### Task instructions
Make an exact copy of the entries, and keep any pictures out of it.

### Information given
***

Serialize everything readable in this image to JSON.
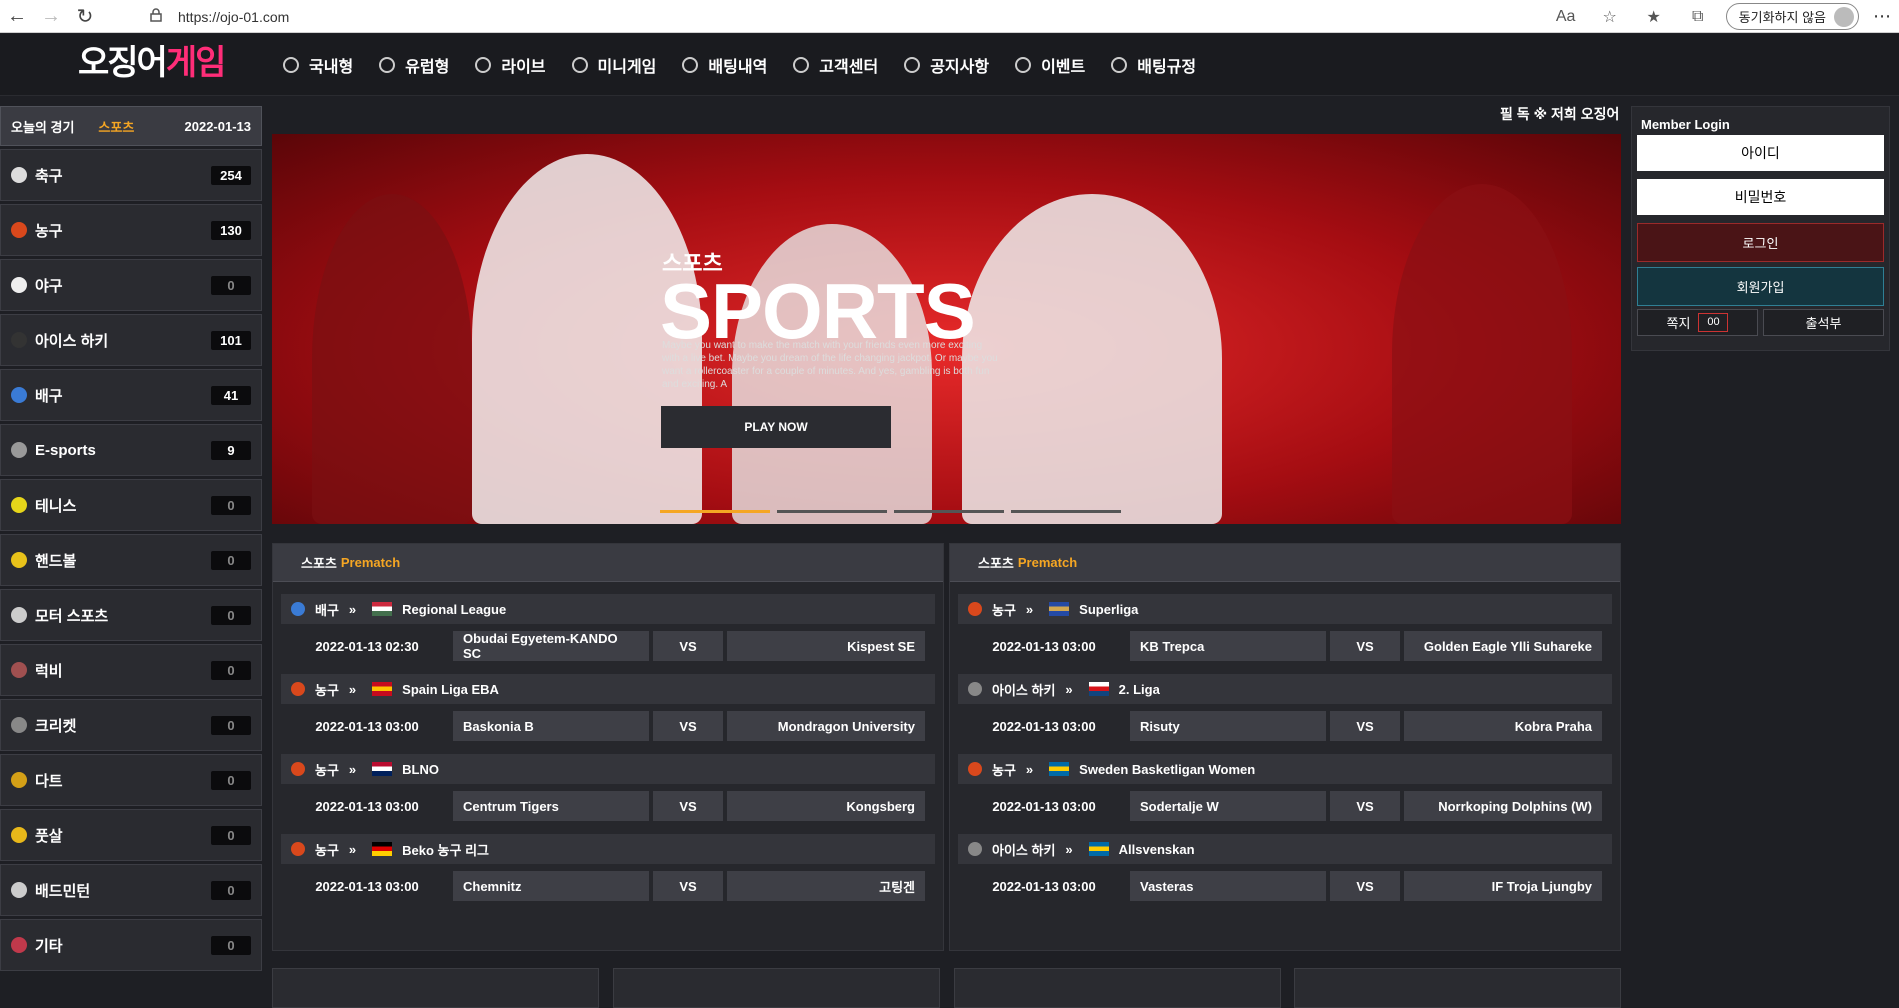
{
  "browser": {
    "url": "https://ojo-01.com",
    "sync_label": "동기화하지 않음"
  },
  "header": {
    "logo_a": "오징어",
    "logo_b": "게임",
    "menu": [
      {
        "label": "국내형",
        "icon": "soccer-ball-icon"
      },
      {
        "label": "유럽형",
        "icon": "soccer-ball-icon"
      },
      {
        "label": "라이브",
        "icon": "clock-icon"
      },
      {
        "label": "미니게임",
        "icon": "gamepad-icon"
      },
      {
        "label": "배팅내역",
        "icon": "target-icon"
      },
      {
        "label": "고객센터",
        "icon": "headset-icon"
      },
      {
        "label": "공지사항",
        "icon": "notice-icon"
      },
      {
        "label": "이벤트",
        "icon": "diamond-icon"
      },
      {
        "label": "배팅규정",
        "icon": "document-icon"
      }
    ]
  },
  "sidebar": {
    "today_label": "오늘의 경기",
    "today_sport": "스포츠",
    "today_date": "2022-01-13",
    "sports": [
      {
        "name": "축구",
        "count": "254",
        "color": "#dddddd"
      },
      {
        "name": "농구",
        "count": "130",
        "color": "#d9481c"
      },
      {
        "name": "야구",
        "count": "0",
        "color": "#eeeeee"
      },
      {
        "name": "아이스 하키",
        "count": "101",
        "color": "#333333"
      },
      {
        "name": "배구",
        "count": "41",
        "color": "#3a7bd5"
      },
      {
        "name": "E-sports",
        "count": "9",
        "color": "#999999"
      },
      {
        "name": "테니스",
        "count": "0",
        "color": "#e6d51a"
      },
      {
        "name": "핸드볼",
        "count": "0",
        "color": "#e8c21a"
      },
      {
        "name": "모터 스포츠",
        "count": "0",
        "color": "#cccccc"
      },
      {
        "name": "럭비",
        "count": "0",
        "color": "#a05050"
      },
      {
        "name": "크리켓",
        "count": "0",
        "color": "#888888"
      },
      {
        "name": "다트",
        "count": "0",
        "color": "#d4a017"
      },
      {
        "name": "풋살",
        "count": "0",
        "color": "#e8b81a"
      },
      {
        "name": "배드민턴",
        "count": "0",
        "color": "#cccccc"
      },
      {
        "name": "기타",
        "count": "0",
        "color": "#c0394b"
      }
    ]
  },
  "ticker": "필 독 ※ 저희 오징어",
  "banner": {
    "kicker": "스포츠",
    "title": "SPORTS",
    "desc": "Maybe you want to make the match with your friends even more exciting with a live bet. Maybe you dream of the life changing jackpot. Or maybe you want a rollercoaster for a couple of minutes. And yes, gambling is both fun and exciting. A",
    "play_label": "PLAY NOW"
  },
  "prematch": [
    {
      "head_sport": "스포츠",
      "head_label": "Prematch",
      "games": [
        {
          "sport": "배구",
          "league": "Regional League",
          "flag": [
            "#cd2a3e",
            "#ffffff",
            "#436f4d"
          ],
          "ball": "#3a7bd5",
          "time": "2022-01-13 02:30",
          "home": "Obudai Egyetem-KANDO SC",
          "vs": "VS",
          "away": "Kispest SE"
        },
        {
          "sport": "농구",
          "league": "Spain Liga EBA",
          "flag": [
            "#c60b1e",
            "#ffc400",
            "#c60b1e"
          ],
          "ball": "#d9481c",
          "time": "2022-01-13 03:00",
          "home": "Baskonia B",
          "vs": "VS",
          "away": "Mondragon University"
        },
        {
          "sport": "농구",
          "league": "BLNO",
          "flag": [
            "#ba0c2f",
            "#ffffff",
            "#00205b"
          ],
          "ball": "#d9481c",
          "time": "2022-01-13 03:00",
          "home": "Centrum Tigers",
          "vs": "VS",
          "away": "Kongsberg"
        },
        {
          "sport": "농구",
          "league": "Beko 농구 리그",
          "flag": [
            "#000000",
            "#dd0000",
            "#ffce00"
          ],
          "ball": "#d9481c",
          "time": "2022-01-13 03:00",
          "home": "Chemnitz",
          "vs": "VS",
          "away": "고팅겐"
        }
      ]
    },
    {
      "head_sport": "스포츠",
      "head_label": "Prematch",
      "games": [
        {
          "sport": "농구",
          "league": "Superliga",
          "flag": [
            "#244aa5",
            "#d0a650",
            "#244aa5"
          ],
          "ball": "#d9481c",
          "time": "2022-01-13 03:00",
          "home": "KB Trepca",
          "vs": "VS",
          "away": "Golden Eagle Ylli Suhareke"
        },
        {
          "sport": "아이스 하키",
          "league": "2. Liga",
          "flag": [
            "#ffffff",
            "#d7141a",
            "#11457e"
          ],
          "ball": "#888888",
          "time": "2022-01-13 03:00",
          "home": "Risuty",
          "vs": "VS",
          "away": "Kobra Praha"
        },
        {
          "sport": "농구",
          "league": "Sweden Basketligan Women",
          "flag": [
            "#006aa7",
            "#fecc00",
            "#006aa7"
          ],
          "ball": "#d9481c",
          "time": "2022-01-13 03:00",
          "home": "Sodertalje W",
          "vs": "VS",
          "away": "Norrkoping Dolphins (W)"
        },
        {
          "sport": "아이스 하키",
          "league": "Allsvenskan",
          "flag": [
            "#006aa7",
            "#fecc00",
            "#006aa7"
          ],
          "ball": "#888888",
          "time": "2022-01-13 03:00",
          "home": "Vasteras",
          "vs": "VS",
          "away": "IF Troja Ljungby"
        }
      ]
    }
  ],
  "login": {
    "title": "Member Login",
    "id_placeholder": "아이디",
    "pw_placeholder": "비밀번호",
    "login_label": "로그인",
    "join_label": "회원가입",
    "message_label": "쪽지",
    "message_count": "00",
    "attendance_label": "출석부"
  }
}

***

### Task answer
Serialize everything readable in this image to JSON.
{
  "browser": {
    "url": "https://ojo-01.com",
    "sync_label": "동기화하지 않음"
  },
  "header": {
    "logo_a": "오징어",
    "logo_b": "게임",
    "menu": [
      {
        "label": "국내형",
        "icon": "soccer-ball-icon"
      },
      {
        "label": "유럽형",
        "icon": "soccer-ball-icon"
      },
      {
        "label": "라이브",
        "icon": "clock-icon"
      },
      {
        "label": "미니게임",
        "icon": "gamepad-icon"
      },
      {
        "label": "배팅내역",
        "icon": "target-icon"
      },
      {
        "label": "고객센터",
        "icon": "headset-icon"
      },
      {
        "label": "공지사항",
        "icon": "notice-icon"
      },
      {
        "label": "이벤트",
        "icon": "diamond-icon"
      },
      {
        "label": "배팅규정",
        "icon": "document-icon"
      }
    ]
  },
  "sidebar": {
    "today_label": "오늘의 경기",
    "today_sport": "스포츠",
    "today_date": "2022-01-13",
    "sports": [
      {
        "name": "축구",
        "count": "254",
        "color": "#dddddd"
      },
      {
        "name": "농구",
        "count": "130",
        "color": "#d9481c"
      },
      {
        "name": "야구",
        "count": "0",
        "color": "#eeeeee"
      },
      {
        "name": "아이스 하키",
        "count": "101",
        "color": "#333333"
      },
      {
        "name": "배구",
        "count": "41",
        "color": "#3a7bd5"
      },
      {
        "name": "E-sports",
        "count": "9",
        "color": "#999999"
      },
      {
        "name": "테니스",
        "count": "0",
        "color": "#e6d51a"
      },
      {
        "name": "핸드볼",
        "count": "0",
        "color": "#e8c21a"
      },
      {
        "name": "모터 스포츠",
        "count": "0",
        "color": "#cccccc"
      },
      {
        "name": "럭비",
        "count": "0",
        "color": "#a05050"
      },
      {
        "name": "크리켓",
        "count": "0",
        "color": "#888888"
      },
      {
        "name": "다트",
        "count": "0",
        "color": "#d4a017"
      },
      {
        "name": "풋살",
        "count": "0",
        "color": "#e8b81a"
      },
      {
        "name": "배드민턴",
        "count": "0",
        "color": "#cccccc"
      },
      {
        "name": "기타",
        "count": "0",
        "color": "#c0394b"
      }
    ]
  },
  "ticker": "필 독 ※ 저희 오징어",
  "banner": {
    "kicker": "스포츠",
    "title": "SPORTS",
    "desc": "Maybe you want to make the match with your friends even more exciting with a live bet. Maybe you dream of the life changing jackpot. Or maybe you want a rollercoaster for a couple of minutes. And yes, gambling is both fun and exciting. A",
    "play_label": "PLAY NOW"
  },
  "prematch": [
    {
      "head_sport": "스포츠",
      "head_label": "Prematch",
      "games": [
        {
          "sport": "배구",
          "league": "Regional League",
          "flag": [
            "#cd2a3e",
            "#ffffff",
            "#436f4d"
          ],
          "ball": "#3a7bd5",
          "time": "2022-01-13 02:30",
          "home": "Obudai Egyetem-KANDO SC",
          "vs": "VS",
          "away": "Kispest SE"
        },
        {
          "sport": "농구",
          "league": "Spain Liga EBA",
          "flag": [
            "#c60b1e",
            "#ffc400",
            "#c60b1e"
          ],
          "ball": "#d9481c",
          "time": "2022-01-13 03:00",
          "home": "Baskonia B",
          "vs": "VS",
          "away": "Mondragon University"
        },
        {
          "sport": "농구",
          "league": "BLNO",
          "flag": [
            "#ba0c2f",
            "#ffffff",
            "#00205b"
          ],
          "ball": "#d9481c",
          "time": "2022-01-13 03:00",
          "home": "Centrum Tigers",
          "vs": "VS",
          "away": "Kongsberg"
        },
        {
          "sport": "농구",
          "league": "Beko 농구 리그",
          "flag": [
            "#000000",
            "#dd0000",
            "#ffce00"
          ],
          "ball": "#d9481c",
          "time": "2022-01-13 03:00",
          "home": "Chemnitz",
          "vs": "VS",
          "away": "고팅겐"
        }
      ]
    },
    {
      "head_sport": "스포츠",
      "head_label": "Prematch",
      "games": [
        {
          "sport": "농구",
          "league": "Superliga",
          "flag": [
            "#244aa5",
            "#d0a650",
            "#244aa5"
          ],
          "ball": "#d9481c",
          "time": "2022-01-13 03:00",
          "home": "KB Trepca",
          "vs": "VS",
          "away": "Golden Eagle Ylli Suhareke"
        },
        {
          "sport": "아이스 하키",
          "league": "2. Liga",
          "flag": [
            "#ffffff",
            "#d7141a",
            "#11457e"
          ],
          "ball": "#888888",
          "time": "2022-01-13 03:00",
          "home": "Risuty",
          "vs": "VS",
          "away": "Kobra Praha"
        },
        {
          "sport": "농구",
          "league": "Sweden Basketligan Women",
          "flag": [
            "#006aa7",
            "#fecc00",
            "#006aa7"
          ],
          "ball": "#d9481c",
          "time": "2022-01-13 03:00",
          "home": "Sodertalje W",
          "vs": "VS",
          "away": "Norrkoping Dolphins (W)"
        },
        {
          "sport": "아이스 하키",
          "league": "Allsvenskan",
          "flag": [
            "#006aa7",
            "#fecc00",
            "#006aa7"
          ],
          "ball": "#888888",
          "time": "2022-01-13 03:00",
          "home": "Vasteras",
          "vs": "VS",
          "away": "IF Troja Ljungby"
        }
      ]
    }
  ],
  "login": {
    "title": "Member Login",
    "id_placeholder": "아이디",
    "pw_placeholder": "비밀번호",
    "login_label": "로그인",
    "join_label": "회원가입",
    "message_label": "쪽지",
    "message_count": "00",
    "attendance_label": "출석부"
  }
}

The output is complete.